Dataset entries:
· · ·

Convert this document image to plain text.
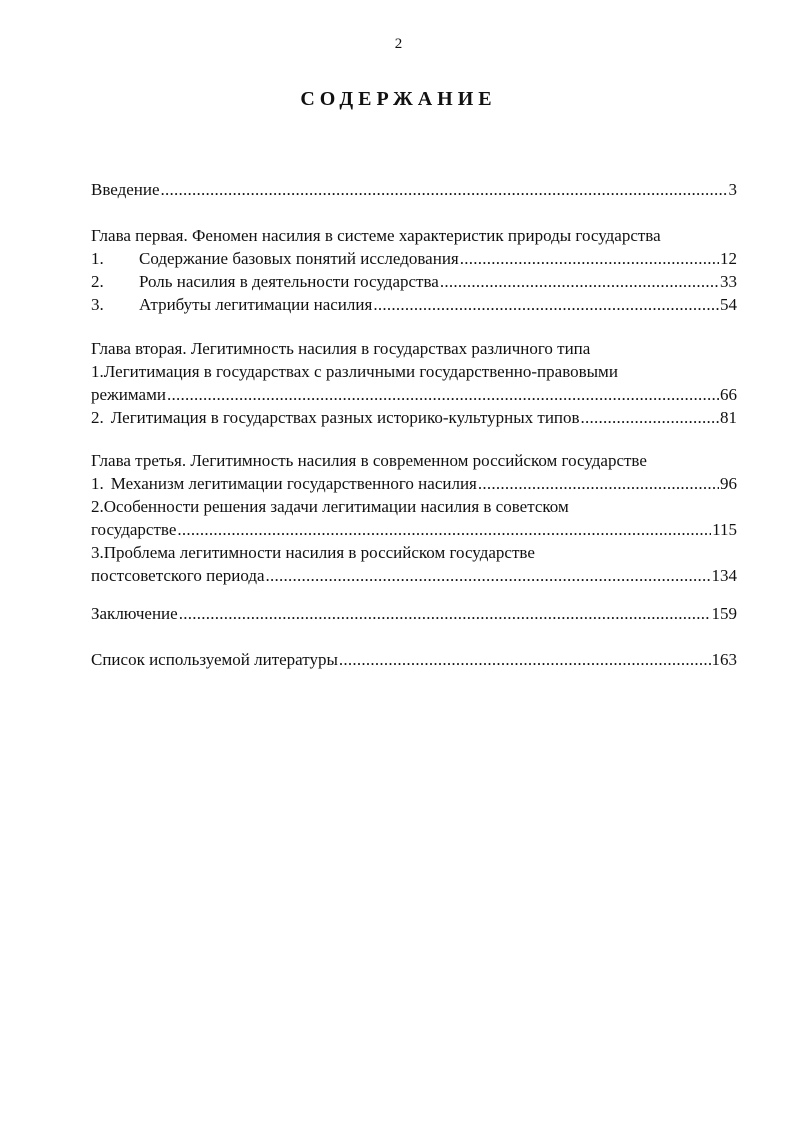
2
СОДЕРЖАНИЕ
Введение . . .	3
Глава первая. Феномен насилия в системе характеристик природы государства
1.	Содержание базовых понятий исследования . . .	12
2.	Роль насилия в деятельности государства . . .	33
3.	Атрибуты легитимации насилия . . .	54
Глава вторая. Легитимность насилия в государствах различного типа
1.Легитимация в государствах с различными государственно-правовыми
режимами . . .	66
2. Легитимация в государствах разных историко-культурных типов . . .	81
Глава третья. Легитимность насилия в современном российском государстве
1. Механизм легитимации государственного насилия . . .	96
2.Особенности решения задачи легитимации насилия в советском
государстве . . .	115
3.Проблема легитимности насилия в российском государстве
постсоветского периода . . .	134
Заключение . . .	159
Список используемой литературы . . .	163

· · ·

Your objective: Set every line down exactly as written, leaving each picture out.

Result of the exercise:
Convert this document image to plain text.
2
СОДЕРЖАНИЕ
Введение . . .	3
Глава первая. Феномен насилия в системе характеристик природы государства
1.	Содержание базовых понятий исследования . . .	12
2.	Роль насилия в деятельности государства . . .	33
3.	Атрибуты легитимации насилия . . .	54
Глава вторая. Легитимность насилия в государствах различного типа
1.Легитимация в государствах с различными государственно-правовыми
режимами . . .	66
2. Легитимация в государствах разных историко-культурных типов . . .	81
Глава третья. Легитимность насилия в современном российском государстве
1. Механизм легитимации государственного насилия . . .	96
2.Особенности решения задачи легитимации насилия в советском
государстве . . .	115
3.Проблема легитимности насилия в российском государстве
постсоветского периода . . .	134
Заключение . . .	159
Список используемой литературы . . .	163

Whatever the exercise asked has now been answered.